### Task to complete
Make an exact copy of all the entries, with the pictures left out.

BEGIN Input data

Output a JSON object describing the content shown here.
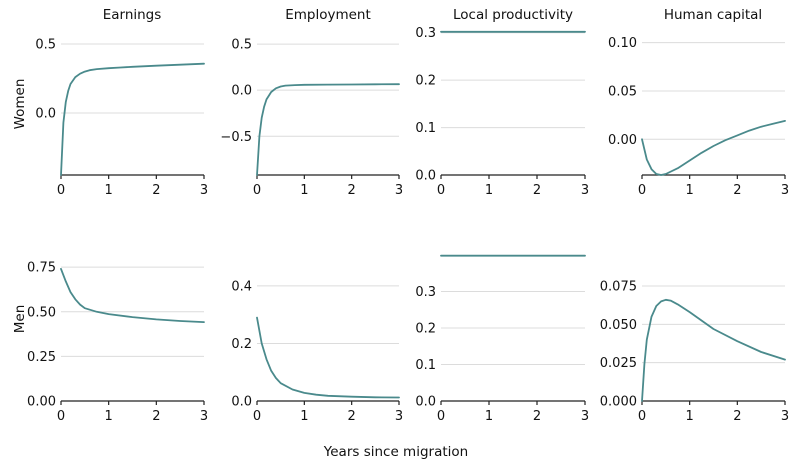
{
  "figure": {
    "column_titles": [
      "Earnings",
      "Employment",
      "Local productivity",
      "Human capital"
    ],
    "row_labels": [
      "Women",
      "Men"
    ],
    "xlabel": "Years since migration"
  },
  "colors": {
    "line": "#4a8a8c",
    "grid": "#dcdcdc",
    "axis": "#222222"
  },
  "chart_data": [
    {
      "type": "line",
      "row": "Women",
      "column": "Earnings",
      "xlim": [
        0,
        3
      ],
      "ylim": [
        -0.45,
        0.58
      ],
      "xticks": [
        0,
        1,
        2,
        3
      ],
      "xtick_labels": [
        "0",
        "1",
        "2",
        "3"
      ],
      "yticks": [
        0.0,
        0.5
      ],
      "ytick_labels": [
        "0.0",
        "0.5"
      ],
      "grid": true,
      "series": [
        {
          "x": [
            0,
            0.05,
            0.1,
            0.15,
            0.2,
            0.3,
            0.4,
            0.5,
            0.6,
            0.75,
            1.0,
            1.25,
            1.5,
            2.0,
            2.5,
            3.0
          ],
          "values": [
            -0.45,
            -0.07,
            0.08,
            0.16,
            0.21,
            0.26,
            0.285,
            0.3,
            0.31,
            0.318,
            0.325,
            0.33,
            0.335,
            0.343,
            0.35,
            0.357
          ]
        }
      ]
    },
    {
      "type": "line",
      "row": "Women",
      "column": "Employment",
      "xlim": [
        0,
        3
      ],
      "ylim": [
        -0.92,
        0.62
      ],
      "xticks": [
        0,
        1,
        2,
        3
      ],
      "xtick_labels": [
        "0",
        "1",
        "2",
        "3"
      ],
      "yticks": [
        -0.5,
        0.0,
        0.5
      ],
      "ytick_labels": [
        "−0.5",
        "0.0",
        "0.5"
      ],
      "grid": true,
      "series": [
        {
          "x": [
            0,
            0.05,
            0.1,
            0.15,
            0.2,
            0.3,
            0.4,
            0.5,
            0.6,
            0.8,
            1.0,
            1.5,
            2.0,
            2.5,
            3.0
          ],
          "values": [
            -0.92,
            -0.5,
            -0.3,
            -0.18,
            -0.1,
            -0.02,
            0.02,
            0.04,
            0.05,
            0.055,
            0.058,
            0.06,
            0.062,
            0.064,
            0.065
          ]
        }
      ]
    },
    {
      "type": "line",
      "row": "Women",
      "column": "Local productivity",
      "xlim": [
        0,
        3
      ],
      "ylim": [
        0.0,
        0.31
      ],
      "xticks": [
        0,
        1,
        2,
        3
      ],
      "xtick_labels": [
        "0",
        "1",
        "2",
        "3"
      ],
      "yticks": [
        0.0,
        0.1,
        0.2,
        0.3
      ],
      "ytick_labels": [
        "0.0",
        "0.1",
        "0.2",
        "0.3"
      ],
      "grid": true,
      "series": [
        {
          "x": [
            0,
            3
          ],
          "values": [
            0.302,
            0.302
          ]
        }
      ]
    },
    {
      "type": "line",
      "row": "Women",
      "column": "Human capital",
      "xlim": [
        0,
        3
      ],
      "ylim": [
        -0.037,
        0.11
      ],
      "xticks": [
        0,
        1,
        2,
        3
      ],
      "xtick_labels": [
        "0",
        "1",
        "2",
        "3"
      ],
      "yticks": [
        0.0,
        0.05,
        0.1
      ],
      "ytick_labels": [
        "0.00",
        "0.05",
        "0.10"
      ],
      "grid": true,
      "series": [
        {
          "x": [
            0,
            0.1,
            0.2,
            0.3,
            0.4,
            0.5,
            0.75,
            1.0,
            1.25,
            1.5,
            1.75,
            2.0,
            2.25,
            2.5,
            2.75,
            3.0
          ],
          "values": [
            0.0,
            -0.021,
            -0.031,
            -0.036,
            -0.037,
            -0.036,
            -0.03,
            -0.022,
            -0.014,
            -0.007,
            -0.001,
            0.004,
            0.009,
            0.013,
            0.016,
            0.019
          ]
        }
      ]
    },
    {
      "type": "line",
      "row": "Men",
      "column": "Earnings",
      "xlim": [
        0,
        3
      ],
      "ylim": [
        0.0,
        0.79
      ],
      "xticks": [
        0,
        1,
        2,
        3
      ],
      "xtick_labels": [
        "0",
        "1",
        "2",
        "3"
      ],
      "yticks": [
        0.0,
        0.25,
        0.5,
        0.75
      ],
      "ytick_labels": [
        "0.00",
        "0.25",
        "0.50",
        "0.75"
      ],
      "grid": true,
      "series": [
        {
          "x": [
            0,
            0.1,
            0.2,
            0.3,
            0.4,
            0.5,
            0.75,
            1.0,
            1.5,
            2.0,
            2.5,
            3.0
          ],
          "values": [
            0.74,
            0.67,
            0.61,
            0.57,
            0.54,
            0.52,
            0.5,
            0.487,
            0.47,
            0.457,
            0.448,
            0.442
          ]
        }
      ]
    },
    {
      "type": "line",
      "row": "Men",
      "column": "Employment",
      "xlim": [
        0,
        3
      ],
      "ylim": [
        0.0,
        0.49
      ],
      "xticks": [
        0,
        1,
        2,
        3
      ],
      "xtick_labels": [
        "0",
        "1",
        "2",
        "3"
      ],
      "yticks": [
        0.0,
        0.2,
        0.4
      ],
      "ytick_labels": [
        "0.0",
        "0.2",
        "0.4"
      ],
      "grid": true,
      "series": [
        {
          "x": [
            0,
            0.1,
            0.2,
            0.3,
            0.4,
            0.5,
            0.75,
            1.0,
            1.25,
            1.5,
            2.0,
            2.5,
            3.0
          ],
          "values": [
            0.29,
            0.2,
            0.145,
            0.105,
            0.08,
            0.062,
            0.04,
            0.028,
            0.022,
            0.018,
            0.015,
            0.013,
            0.012
          ]
        }
      ]
    },
    {
      "type": "line",
      "row": "Men",
      "column": "Local productivity",
      "xlim": [
        0,
        3
      ],
      "ylim": [
        0.0,
        0.4
      ],
      "xticks": [
        0,
        1,
        2,
        3
      ],
      "xtick_labels": [
        "0",
        "1",
        "2",
        "3"
      ],
      "yticks": [
        0.0,
        0.1,
        0.2,
        0.3
      ],
      "ytick_labels": [
        "0.0",
        "0.1",
        "0.2",
        "0.3"
      ],
      "grid": true,
      "series": [
        {
          "x": [
            0,
            3
          ],
          "values": [
            0.398,
            0.398
          ]
        }
      ]
    },
    {
      "type": "line",
      "row": "Men",
      "column": "Human capital",
      "xlim": [
        0,
        3
      ],
      "ylim": [
        0.0,
        0.092
      ],
      "xticks": [
        0,
        1,
        2,
        3
      ],
      "xtick_labels": [
        "0",
        "1",
        "2",
        "3"
      ],
      "yticks": [
        0.0,
        0.025,
        0.05,
        0.075
      ],
      "ytick_labels": [
        "0.000",
        "0.025",
        "0.050",
        "0.075"
      ],
      "grid": true,
      "series": [
        {
          "x": [
            0,
            0.05,
            0.1,
            0.2,
            0.3,
            0.4,
            0.5,
            0.6,
            0.75,
            1.0,
            1.5,
            2.0,
            2.5,
            3.0
          ],
          "values": [
            0.0,
            0.024,
            0.04,
            0.055,
            0.062,
            0.065,
            0.066,
            0.0655,
            0.063,
            0.058,
            0.047,
            0.039,
            0.032,
            0.027
          ]
        }
      ]
    }
  ]
}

END Input data

### Completed exercise
Output a JSON object describing the content shown here.
{
  "figure": {
    "column_titles": [
      "Earnings",
      "Employment",
      "Local productivity",
      "Human capital"
    ],
    "row_labels": [
      "Women",
      "Men"
    ],
    "xlabel": "Years since migration"
  },
  "colors": {
    "line": "#4a8a8c",
    "grid": "#dcdcdc",
    "axis": "#222222"
  },
  "chart_data": [
    {
      "type": "line",
      "row": "Women",
      "column": "Earnings",
      "xlim": [
        0,
        3
      ],
      "ylim": [
        -0.45,
        0.58
      ],
      "xticks": [
        0,
        1,
        2,
        3
      ],
      "xtick_labels": [
        "0",
        "1",
        "2",
        "3"
      ],
      "yticks": [
        0.0,
        0.5
      ],
      "ytick_labels": [
        "0.0",
        "0.5"
      ],
      "grid": true,
      "series": [
        {
          "x": [
            0,
            0.05,
            0.1,
            0.15,
            0.2,
            0.3,
            0.4,
            0.5,
            0.6,
            0.75,
            1.0,
            1.25,
            1.5,
            2.0,
            2.5,
            3.0
          ],
          "values": [
            -0.45,
            -0.07,
            0.08,
            0.16,
            0.21,
            0.26,
            0.285,
            0.3,
            0.31,
            0.318,
            0.325,
            0.33,
            0.335,
            0.343,
            0.35,
            0.357
          ]
        }
      ]
    },
    {
      "type": "line",
      "row": "Women",
      "column": "Employment",
      "xlim": [
        0,
        3
      ],
      "ylim": [
        -0.92,
        0.62
      ],
      "xticks": [
        0,
        1,
        2,
        3
      ],
      "xtick_labels": [
        "0",
        "1",
        "2",
        "3"
      ],
      "yticks": [
        -0.5,
        0.0,
        0.5
      ],
      "ytick_labels": [
        "−0.5",
        "0.0",
        "0.5"
      ],
      "grid": true,
      "series": [
        {
          "x": [
            0,
            0.05,
            0.1,
            0.15,
            0.2,
            0.3,
            0.4,
            0.5,
            0.6,
            0.8,
            1.0,
            1.5,
            2.0,
            2.5,
            3.0
          ],
          "values": [
            -0.92,
            -0.5,
            -0.3,
            -0.18,
            -0.1,
            -0.02,
            0.02,
            0.04,
            0.05,
            0.055,
            0.058,
            0.06,
            0.062,
            0.064,
            0.065
          ]
        }
      ]
    },
    {
      "type": "line",
      "row": "Women",
      "column": "Local productivity",
      "xlim": [
        0,
        3
      ],
      "ylim": [
        0.0,
        0.31
      ],
      "xticks": [
        0,
        1,
        2,
        3
      ],
      "xtick_labels": [
        "0",
        "1",
        "2",
        "3"
      ],
      "yticks": [
        0.0,
        0.1,
        0.2,
        0.3
      ],
      "ytick_labels": [
        "0.0",
        "0.1",
        "0.2",
        "0.3"
      ],
      "grid": true,
      "series": [
        {
          "x": [
            0,
            3
          ],
          "values": [
            0.302,
            0.302
          ]
        }
      ]
    },
    {
      "type": "line",
      "row": "Women",
      "column": "Human capital",
      "xlim": [
        0,
        3
      ],
      "ylim": [
        -0.037,
        0.11
      ],
      "xticks": [
        0,
        1,
        2,
        3
      ],
      "xtick_labels": [
        "0",
        "1",
        "2",
        "3"
      ],
      "yticks": [
        0.0,
        0.05,
        0.1
      ],
      "ytick_labels": [
        "0.00",
        "0.05",
        "0.10"
      ],
      "grid": true,
      "series": [
        {
          "x": [
            0,
            0.1,
            0.2,
            0.3,
            0.4,
            0.5,
            0.75,
            1.0,
            1.25,
            1.5,
            1.75,
            2.0,
            2.25,
            2.5,
            2.75,
            3.0
          ],
          "values": [
            0.0,
            -0.021,
            -0.031,
            -0.036,
            -0.037,
            -0.036,
            -0.03,
            -0.022,
            -0.014,
            -0.007,
            -0.001,
            0.004,
            0.009,
            0.013,
            0.016,
            0.019
          ]
        }
      ]
    },
    {
      "type": "line",
      "row": "Men",
      "column": "Earnings",
      "xlim": [
        0,
        3
      ],
      "ylim": [
        0.0,
        0.79
      ],
      "xticks": [
        0,
        1,
        2,
        3
      ],
      "xtick_labels": [
        "0",
        "1",
        "2",
        "3"
      ],
      "yticks": [
        0.0,
        0.25,
        0.5,
        0.75
      ],
      "ytick_labels": [
        "0.00",
        "0.25",
        "0.50",
        "0.75"
      ],
      "grid": true,
      "series": [
        {
          "x": [
            0,
            0.1,
            0.2,
            0.3,
            0.4,
            0.5,
            0.75,
            1.0,
            1.5,
            2.0,
            2.5,
            3.0
          ],
          "values": [
            0.74,
            0.67,
            0.61,
            0.57,
            0.54,
            0.52,
            0.5,
            0.487,
            0.47,
            0.457,
            0.448,
            0.442
          ]
        }
      ]
    },
    {
      "type": "line",
      "row": "Men",
      "column": "Employment",
      "xlim": [
        0,
        3
      ],
      "ylim": [
        0.0,
        0.49
      ],
      "xticks": [
        0,
        1,
        2,
        3
      ],
      "xtick_labels": [
        "0",
        "1",
        "2",
        "3"
      ],
      "yticks": [
        0.0,
        0.2,
        0.4
      ],
      "ytick_labels": [
        "0.0",
        "0.2",
        "0.4"
      ],
      "grid": true,
      "series": [
        {
          "x": [
            0,
            0.1,
            0.2,
            0.3,
            0.4,
            0.5,
            0.75,
            1.0,
            1.25,
            1.5,
            2.0,
            2.5,
            3.0
          ],
          "values": [
            0.29,
            0.2,
            0.145,
            0.105,
            0.08,
            0.062,
            0.04,
            0.028,
            0.022,
            0.018,
            0.015,
            0.013,
            0.012
          ]
        }
      ]
    },
    {
      "type": "line",
      "row": "Men",
      "column": "Local productivity",
      "xlim": [
        0,
        3
      ],
      "ylim": [
        0.0,
        0.4
      ],
      "xticks": [
        0,
        1,
        2,
        3
      ],
      "xtick_labels": [
        "0",
        "1",
        "2",
        "3"
      ],
      "yticks": [
        0.0,
        0.1,
        0.2,
        0.3
      ],
      "ytick_labels": [
        "0.0",
        "0.1",
        "0.2",
        "0.3"
      ],
      "grid": true,
      "series": [
        {
          "x": [
            0,
            3
          ],
          "values": [
            0.398,
            0.398
          ]
        }
      ]
    },
    {
      "type": "line",
      "row": "Men",
      "column": "Human capital",
      "xlim": [
        0,
        3
      ],
      "ylim": [
        0.0,
        0.092
      ],
      "xticks": [
        0,
        1,
        2,
        3
      ],
      "xtick_labels": [
        "0",
        "1",
        "2",
        "3"
      ],
      "yticks": [
        0.0,
        0.025,
        0.05,
        0.075
      ],
      "ytick_labels": [
        "0.000",
        "0.025",
        "0.050",
        "0.075"
      ],
      "grid": true,
      "series": [
        {
          "x": [
            0,
            0.05,
            0.1,
            0.2,
            0.3,
            0.4,
            0.5,
            0.6,
            0.75,
            1.0,
            1.5,
            2.0,
            2.5,
            3.0
          ],
          "values": [
            0.0,
            0.024,
            0.04,
            0.055,
            0.062,
            0.065,
            0.066,
            0.0655,
            0.063,
            0.058,
            0.047,
            0.039,
            0.032,
            0.027
          ]
        }
      ]
    }
  ]
}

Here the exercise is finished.